◆ Exercise instructions ◆
All of the listing below must be repeated word for word. Pictures are the only thing to omit.

Data records:
━━━━━━━━━━━━━━━━
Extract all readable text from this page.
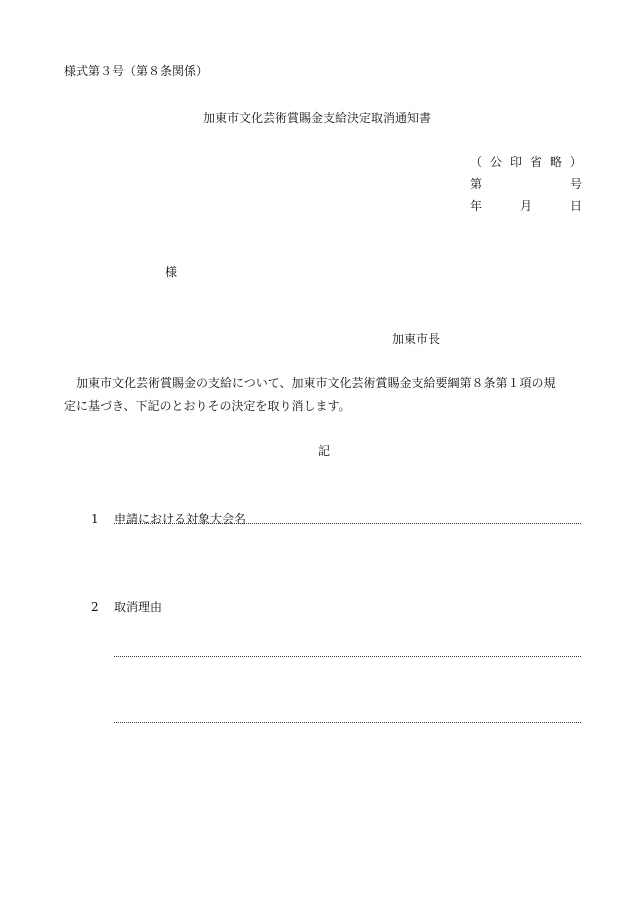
様式第３号（第８条関係）
加東市文化芸術賞賜金支給決定取消通知書
（ 公 印 省 略 ）
第	号
年	月	日
様
加東市長
加東市文化芸術賞賜金の支給について、加東市文化芸術賞賜金支給要綱第８条第１項の規
定に基づき、下記のとおりその決定を取り消します。
記
1 申請における対象大会名
2 取消理由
━━━━━━━━━━━━━━━━
◆ Solution to this exercise ◆
Extract all readable text from this page.
様式第３号（第８条関係）
加東市文化芸術賞賜金支給決定取消通知書
（ 公 印 省 略 ）
第	号
年	月	日
様
加東市長
加東市文化芸術賞賜金の支給について、加東市文化芸術賞賜金支給要綱第８条第１項の規
定に基づき、下記のとおりその決定を取り消します。
記
1 申請における対象大会名
2 取消理由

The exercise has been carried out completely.